Problem details: Nothing except the pictures should be left out when you reproduce the listing exactly.
'''
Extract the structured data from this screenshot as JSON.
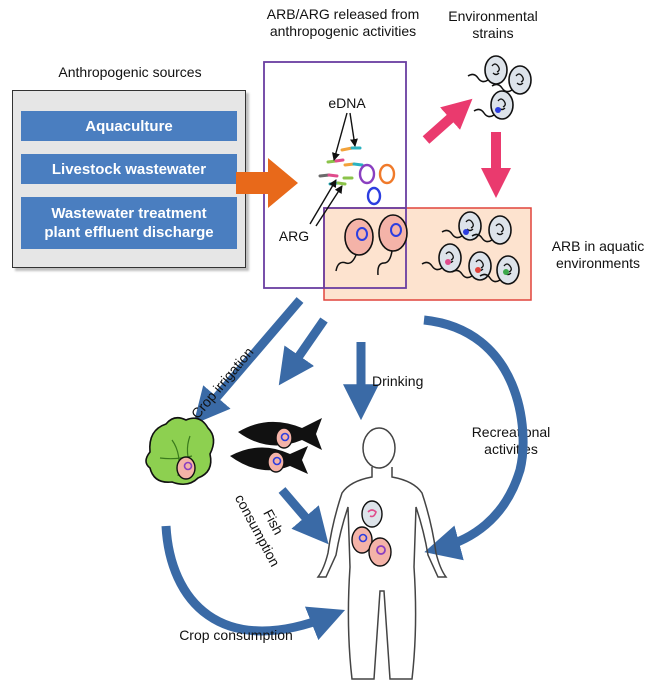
{
  "sources": {
    "title": "Anthropogenic sources",
    "items": [
      {
        "label": "Aquaculture"
      },
      {
        "label": "Livestock wastewater"
      },
      {
        "label": "Wastewater treatment"
      },
      {
        "label": "plant effluent discharge"
      }
    ]
  },
  "release": {
    "title_line1": "ARB/ARG released from",
    "title_line2": "anthropogenic activities",
    "edna_label": "eDNA",
    "arg_label": "ARG"
  },
  "environmental": {
    "line1": "Environmental",
    "line2": "strains"
  },
  "aquatic": {
    "line1": "ARB in aquatic",
    "line2": "environments"
  },
  "pathways": {
    "crop_irrigation": "Crop irrigation",
    "drinking": "Drinking",
    "recreational_line1": "Recreational",
    "recreational_line2": "activities",
    "fish_line1": "Fish",
    "fish_line2": "consumption",
    "crop_consumption": "Crop consumption"
  },
  "colors": {
    "source_item_bg": "#4a7ec0",
    "source_box_bg": "#e6e6e6",
    "release_box_border": "#6a3ea1",
    "aquatic_fill": "#fde3cf",
    "aquatic_border": "#e0443c",
    "orange_arrow": "#e8691a",
    "pink_arrow": "#ea3a6e",
    "blue_arrow": "#3a6aa6",
    "bacterium_pink": "#f4b3a8",
    "bacterium_grey": "#dde3ea"
  }
}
'''
Response area:
Extract the structured data from this screenshot as JSON.
{
  "sources": {
    "title": "Anthropogenic sources",
    "items": [
      {
        "label": "Aquaculture"
      },
      {
        "label": "Livestock wastewater"
      },
      {
        "label": "Wastewater treatment"
      },
      {
        "label": "plant effluent discharge"
      }
    ]
  },
  "release": {
    "title_line1": "ARB/ARG released from",
    "title_line2": "anthropogenic activities",
    "edna_label": "eDNA",
    "arg_label": "ARG"
  },
  "environmental": {
    "line1": "Environmental",
    "line2": "strains"
  },
  "aquatic": {
    "line1": "ARB in aquatic",
    "line2": "environments"
  },
  "pathways": {
    "crop_irrigation": "Crop irrigation",
    "drinking": "Drinking",
    "recreational_line1": "Recreational",
    "recreational_line2": "activities",
    "fish_line1": "Fish",
    "fish_line2": "consumption",
    "crop_consumption": "Crop consumption"
  },
  "colors": {
    "source_item_bg": "#4a7ec0",
    "source_box_bg": "#e6e6e6",
    "release_box_border": "#6a3ea1",
    "aquatic_fill": "#fde3cf",
    "aquatic_border": "#e0443c",
    "orange_arrow": "#e8691a",
    "pink_arrow": "#ea3a6e",
    "blue_arrow": "#3a6aa6",
    "bacterium_pink": "#f4b3a8",
    "bacterium_grey": "#dde3ea"
  }
}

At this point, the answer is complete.